- _Records supplied_:
───

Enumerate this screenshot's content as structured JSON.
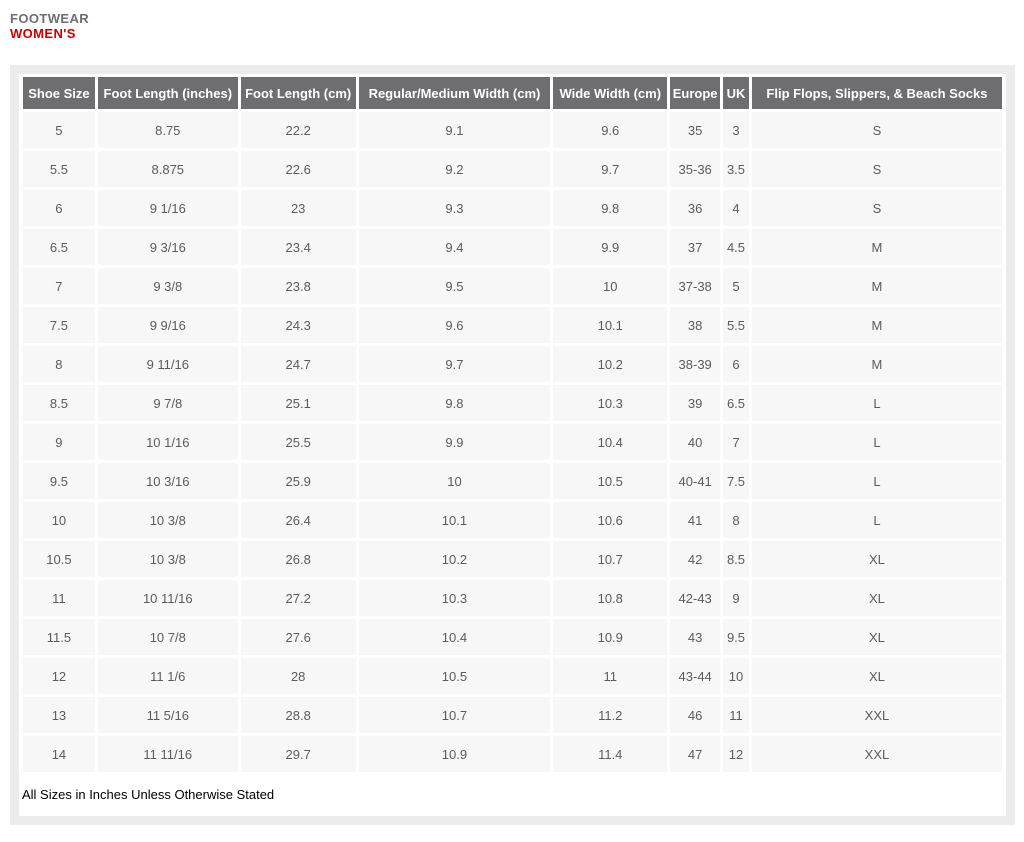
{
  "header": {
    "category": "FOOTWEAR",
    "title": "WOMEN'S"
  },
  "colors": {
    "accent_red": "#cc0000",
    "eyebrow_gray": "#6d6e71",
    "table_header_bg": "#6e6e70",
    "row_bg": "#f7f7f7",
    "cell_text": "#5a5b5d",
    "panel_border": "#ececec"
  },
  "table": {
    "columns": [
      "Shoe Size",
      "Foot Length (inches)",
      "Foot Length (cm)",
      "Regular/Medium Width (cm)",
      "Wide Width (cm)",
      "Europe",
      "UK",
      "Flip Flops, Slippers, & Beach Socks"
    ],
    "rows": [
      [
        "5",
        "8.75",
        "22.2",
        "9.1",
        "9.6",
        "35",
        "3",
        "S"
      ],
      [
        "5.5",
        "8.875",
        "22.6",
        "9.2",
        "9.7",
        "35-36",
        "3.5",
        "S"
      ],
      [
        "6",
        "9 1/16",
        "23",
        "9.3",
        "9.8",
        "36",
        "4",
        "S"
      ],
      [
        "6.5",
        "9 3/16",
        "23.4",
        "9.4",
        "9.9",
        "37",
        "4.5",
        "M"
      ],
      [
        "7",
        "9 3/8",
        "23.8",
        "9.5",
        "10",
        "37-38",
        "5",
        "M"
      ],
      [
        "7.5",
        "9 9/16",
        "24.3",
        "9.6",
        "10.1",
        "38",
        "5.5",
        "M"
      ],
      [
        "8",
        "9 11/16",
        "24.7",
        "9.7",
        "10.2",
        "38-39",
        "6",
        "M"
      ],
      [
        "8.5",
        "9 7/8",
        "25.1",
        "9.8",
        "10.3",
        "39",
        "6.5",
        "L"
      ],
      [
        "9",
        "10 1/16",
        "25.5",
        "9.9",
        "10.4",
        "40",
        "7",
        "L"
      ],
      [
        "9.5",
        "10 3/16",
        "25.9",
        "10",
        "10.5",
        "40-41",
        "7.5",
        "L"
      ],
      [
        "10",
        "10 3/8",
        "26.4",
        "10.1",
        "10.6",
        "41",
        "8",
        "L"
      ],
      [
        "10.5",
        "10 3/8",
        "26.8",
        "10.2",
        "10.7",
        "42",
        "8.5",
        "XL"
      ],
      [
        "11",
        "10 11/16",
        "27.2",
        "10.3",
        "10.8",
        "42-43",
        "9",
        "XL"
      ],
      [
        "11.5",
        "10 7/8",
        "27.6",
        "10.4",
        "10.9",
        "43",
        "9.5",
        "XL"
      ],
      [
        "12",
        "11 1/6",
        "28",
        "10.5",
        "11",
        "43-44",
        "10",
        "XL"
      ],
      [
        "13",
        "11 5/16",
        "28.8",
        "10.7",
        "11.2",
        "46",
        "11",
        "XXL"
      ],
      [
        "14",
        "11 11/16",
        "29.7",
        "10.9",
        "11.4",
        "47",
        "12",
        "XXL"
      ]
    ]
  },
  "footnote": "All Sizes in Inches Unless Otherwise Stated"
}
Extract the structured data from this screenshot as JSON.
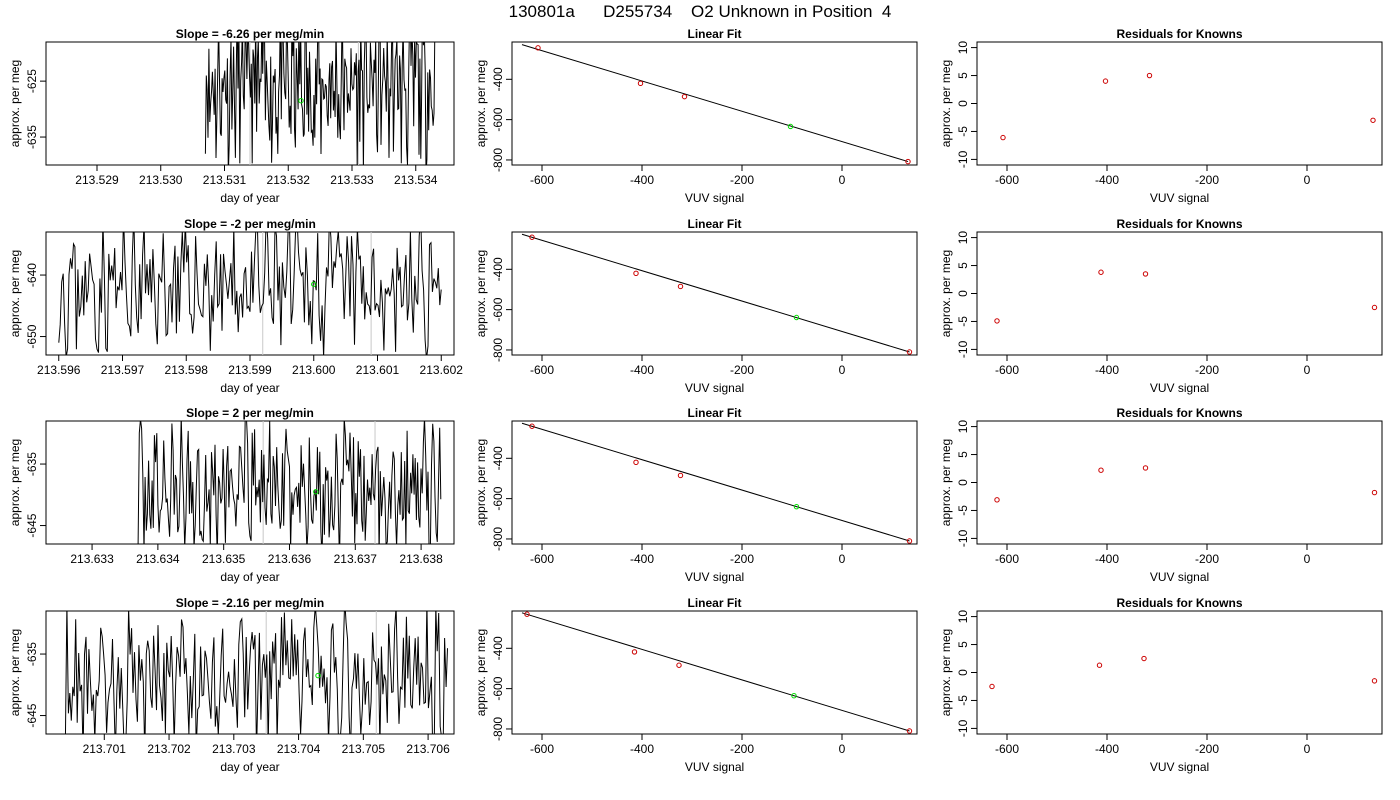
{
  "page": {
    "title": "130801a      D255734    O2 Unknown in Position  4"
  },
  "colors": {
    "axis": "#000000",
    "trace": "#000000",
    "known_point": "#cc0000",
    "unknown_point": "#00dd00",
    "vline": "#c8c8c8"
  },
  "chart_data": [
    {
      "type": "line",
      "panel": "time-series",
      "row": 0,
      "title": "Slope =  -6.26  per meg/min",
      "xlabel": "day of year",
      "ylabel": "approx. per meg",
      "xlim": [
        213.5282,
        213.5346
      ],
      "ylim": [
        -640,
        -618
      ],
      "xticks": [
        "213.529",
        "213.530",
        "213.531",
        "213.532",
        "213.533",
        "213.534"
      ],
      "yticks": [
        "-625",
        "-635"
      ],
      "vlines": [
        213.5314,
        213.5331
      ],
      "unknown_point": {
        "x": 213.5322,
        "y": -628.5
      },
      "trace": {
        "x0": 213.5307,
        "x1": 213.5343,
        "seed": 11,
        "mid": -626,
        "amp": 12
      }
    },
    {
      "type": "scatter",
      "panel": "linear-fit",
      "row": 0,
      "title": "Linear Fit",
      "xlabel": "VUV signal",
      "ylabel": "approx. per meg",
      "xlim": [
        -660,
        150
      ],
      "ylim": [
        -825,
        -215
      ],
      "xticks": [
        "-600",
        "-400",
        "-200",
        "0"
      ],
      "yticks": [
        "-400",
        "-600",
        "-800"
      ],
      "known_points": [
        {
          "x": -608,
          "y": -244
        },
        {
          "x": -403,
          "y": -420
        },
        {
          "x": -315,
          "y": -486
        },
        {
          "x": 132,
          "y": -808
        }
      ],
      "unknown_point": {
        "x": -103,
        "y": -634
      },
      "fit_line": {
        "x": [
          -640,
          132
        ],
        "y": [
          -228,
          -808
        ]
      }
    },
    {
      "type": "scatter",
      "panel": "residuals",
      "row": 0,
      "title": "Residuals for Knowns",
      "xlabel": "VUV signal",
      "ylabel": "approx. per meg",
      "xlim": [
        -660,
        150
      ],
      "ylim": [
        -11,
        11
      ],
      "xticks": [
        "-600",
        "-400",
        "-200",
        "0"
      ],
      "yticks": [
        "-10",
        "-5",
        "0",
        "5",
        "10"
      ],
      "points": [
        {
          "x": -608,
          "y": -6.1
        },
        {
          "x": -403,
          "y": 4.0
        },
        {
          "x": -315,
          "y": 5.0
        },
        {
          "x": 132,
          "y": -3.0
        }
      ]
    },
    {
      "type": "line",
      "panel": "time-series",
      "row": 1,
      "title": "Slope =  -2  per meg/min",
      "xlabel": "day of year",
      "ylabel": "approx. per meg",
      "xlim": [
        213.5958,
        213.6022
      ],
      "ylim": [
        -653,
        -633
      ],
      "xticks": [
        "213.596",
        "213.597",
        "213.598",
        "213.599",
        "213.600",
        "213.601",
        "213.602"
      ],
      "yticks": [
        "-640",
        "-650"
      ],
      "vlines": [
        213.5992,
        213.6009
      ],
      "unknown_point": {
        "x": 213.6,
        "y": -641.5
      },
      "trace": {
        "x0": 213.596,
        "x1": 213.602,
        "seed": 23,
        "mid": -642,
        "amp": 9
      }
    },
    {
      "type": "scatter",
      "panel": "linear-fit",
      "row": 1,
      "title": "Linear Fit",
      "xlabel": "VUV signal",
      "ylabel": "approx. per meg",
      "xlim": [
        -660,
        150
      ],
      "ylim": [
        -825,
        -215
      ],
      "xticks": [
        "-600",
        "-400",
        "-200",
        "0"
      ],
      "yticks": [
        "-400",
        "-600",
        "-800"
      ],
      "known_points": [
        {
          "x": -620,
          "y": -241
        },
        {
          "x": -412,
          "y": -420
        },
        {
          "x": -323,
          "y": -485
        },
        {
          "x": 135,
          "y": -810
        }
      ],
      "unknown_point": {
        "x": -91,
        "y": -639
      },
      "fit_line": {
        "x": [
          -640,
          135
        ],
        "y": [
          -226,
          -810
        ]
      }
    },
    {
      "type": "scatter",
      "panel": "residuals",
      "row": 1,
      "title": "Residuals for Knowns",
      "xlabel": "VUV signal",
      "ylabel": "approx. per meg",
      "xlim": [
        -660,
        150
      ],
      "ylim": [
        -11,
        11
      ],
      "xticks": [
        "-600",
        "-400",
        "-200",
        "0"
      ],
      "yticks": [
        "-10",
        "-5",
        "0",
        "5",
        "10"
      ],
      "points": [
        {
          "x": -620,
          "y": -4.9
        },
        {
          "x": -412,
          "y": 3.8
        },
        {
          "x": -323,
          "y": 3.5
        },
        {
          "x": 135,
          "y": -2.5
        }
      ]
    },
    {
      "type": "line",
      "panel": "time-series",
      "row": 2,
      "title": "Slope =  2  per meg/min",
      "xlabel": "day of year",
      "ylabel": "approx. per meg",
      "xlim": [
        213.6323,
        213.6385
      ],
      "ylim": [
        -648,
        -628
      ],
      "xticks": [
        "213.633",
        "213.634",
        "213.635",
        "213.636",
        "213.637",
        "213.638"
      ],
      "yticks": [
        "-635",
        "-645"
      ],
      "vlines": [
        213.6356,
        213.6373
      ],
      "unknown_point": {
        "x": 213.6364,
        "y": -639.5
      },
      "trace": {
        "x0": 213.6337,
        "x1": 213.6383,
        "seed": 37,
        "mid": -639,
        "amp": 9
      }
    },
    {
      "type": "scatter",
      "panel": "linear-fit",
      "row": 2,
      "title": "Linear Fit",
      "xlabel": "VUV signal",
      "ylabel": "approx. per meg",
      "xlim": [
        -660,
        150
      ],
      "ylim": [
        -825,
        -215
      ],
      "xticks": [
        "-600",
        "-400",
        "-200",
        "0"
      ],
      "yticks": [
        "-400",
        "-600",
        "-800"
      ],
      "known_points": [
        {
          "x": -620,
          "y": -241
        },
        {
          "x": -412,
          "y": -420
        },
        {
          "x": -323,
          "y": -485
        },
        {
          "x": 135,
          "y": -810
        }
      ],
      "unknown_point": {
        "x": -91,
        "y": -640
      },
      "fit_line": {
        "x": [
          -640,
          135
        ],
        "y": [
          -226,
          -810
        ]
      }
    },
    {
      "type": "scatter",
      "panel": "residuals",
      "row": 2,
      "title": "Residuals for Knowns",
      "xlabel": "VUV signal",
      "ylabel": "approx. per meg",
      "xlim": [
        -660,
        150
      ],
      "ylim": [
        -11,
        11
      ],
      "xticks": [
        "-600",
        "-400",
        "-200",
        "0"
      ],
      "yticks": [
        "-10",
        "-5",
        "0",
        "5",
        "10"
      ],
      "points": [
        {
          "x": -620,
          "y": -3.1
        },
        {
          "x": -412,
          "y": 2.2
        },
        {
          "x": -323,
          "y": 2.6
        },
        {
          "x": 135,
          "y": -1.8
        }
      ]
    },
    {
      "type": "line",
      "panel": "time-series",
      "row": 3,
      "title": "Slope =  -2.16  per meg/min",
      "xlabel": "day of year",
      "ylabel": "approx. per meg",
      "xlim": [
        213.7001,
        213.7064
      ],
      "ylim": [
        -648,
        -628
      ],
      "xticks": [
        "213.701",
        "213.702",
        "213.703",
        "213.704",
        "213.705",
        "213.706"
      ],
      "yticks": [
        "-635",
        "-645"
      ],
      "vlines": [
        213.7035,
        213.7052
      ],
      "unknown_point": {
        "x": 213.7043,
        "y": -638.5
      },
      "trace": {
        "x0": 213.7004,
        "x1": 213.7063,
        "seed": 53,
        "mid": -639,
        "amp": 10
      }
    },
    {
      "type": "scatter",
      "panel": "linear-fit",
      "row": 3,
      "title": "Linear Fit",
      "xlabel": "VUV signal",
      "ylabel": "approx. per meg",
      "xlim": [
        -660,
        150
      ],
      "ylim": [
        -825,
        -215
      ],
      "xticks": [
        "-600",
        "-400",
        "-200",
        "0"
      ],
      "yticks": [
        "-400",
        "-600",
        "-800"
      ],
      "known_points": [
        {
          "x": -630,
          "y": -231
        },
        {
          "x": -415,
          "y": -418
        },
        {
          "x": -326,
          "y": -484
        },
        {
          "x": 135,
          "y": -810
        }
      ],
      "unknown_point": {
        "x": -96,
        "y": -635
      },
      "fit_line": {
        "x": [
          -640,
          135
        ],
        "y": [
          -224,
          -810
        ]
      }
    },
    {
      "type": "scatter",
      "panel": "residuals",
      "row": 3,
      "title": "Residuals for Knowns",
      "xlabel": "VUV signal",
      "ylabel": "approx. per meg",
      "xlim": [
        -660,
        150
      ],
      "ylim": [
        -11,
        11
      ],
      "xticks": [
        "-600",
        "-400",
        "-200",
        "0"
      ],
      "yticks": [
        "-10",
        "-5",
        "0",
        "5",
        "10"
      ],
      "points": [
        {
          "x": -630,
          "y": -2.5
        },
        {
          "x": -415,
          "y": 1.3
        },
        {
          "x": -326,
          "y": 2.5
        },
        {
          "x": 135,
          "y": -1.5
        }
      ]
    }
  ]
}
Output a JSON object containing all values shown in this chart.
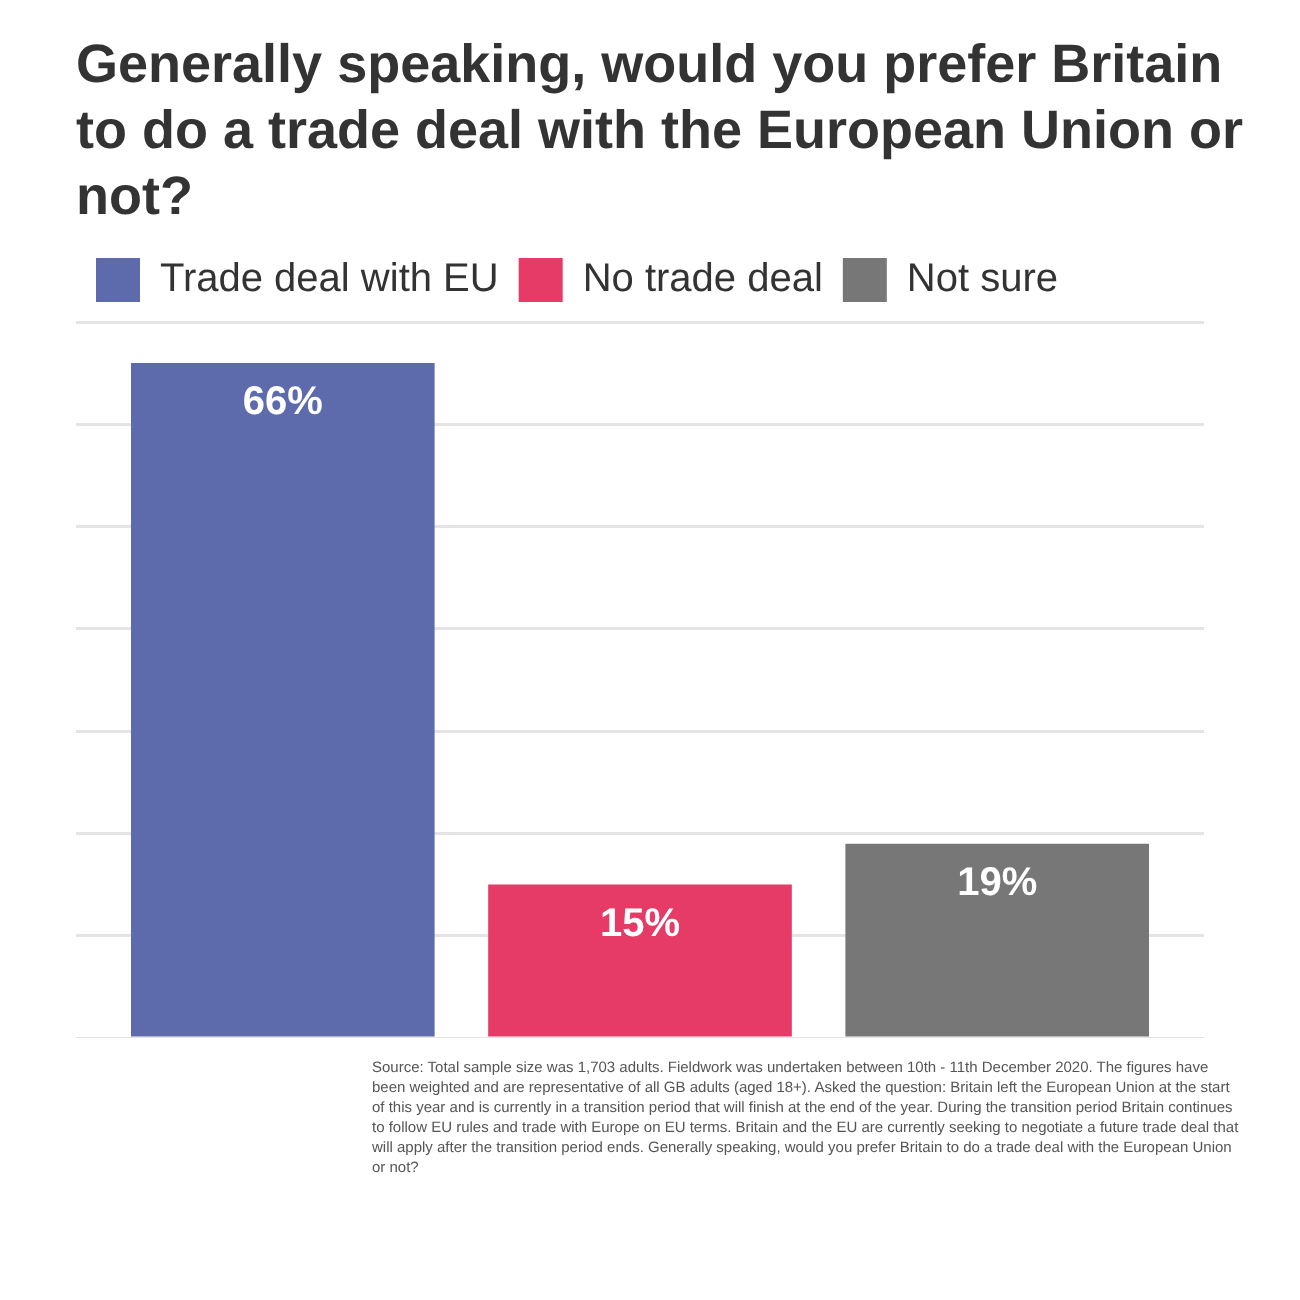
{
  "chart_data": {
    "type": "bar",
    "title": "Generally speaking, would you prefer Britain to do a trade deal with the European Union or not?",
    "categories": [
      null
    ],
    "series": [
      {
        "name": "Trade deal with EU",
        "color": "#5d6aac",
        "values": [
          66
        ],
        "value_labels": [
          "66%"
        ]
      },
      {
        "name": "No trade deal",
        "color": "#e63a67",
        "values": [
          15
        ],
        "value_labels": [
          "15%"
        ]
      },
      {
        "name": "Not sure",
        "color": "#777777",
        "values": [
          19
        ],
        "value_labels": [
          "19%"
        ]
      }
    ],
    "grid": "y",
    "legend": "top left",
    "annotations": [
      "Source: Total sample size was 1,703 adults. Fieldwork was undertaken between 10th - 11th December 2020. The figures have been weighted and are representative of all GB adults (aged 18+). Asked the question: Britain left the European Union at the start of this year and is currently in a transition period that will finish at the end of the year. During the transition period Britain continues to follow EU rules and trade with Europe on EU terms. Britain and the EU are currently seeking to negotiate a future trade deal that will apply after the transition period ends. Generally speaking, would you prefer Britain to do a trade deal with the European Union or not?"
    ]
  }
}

───

- _Directive_:
From the entries above, select each line containing the string "name".

- _Output of the exercise_:
        "name": "Trade deal with EU",
        "name": "No trade deal",
        "name": "Not sure",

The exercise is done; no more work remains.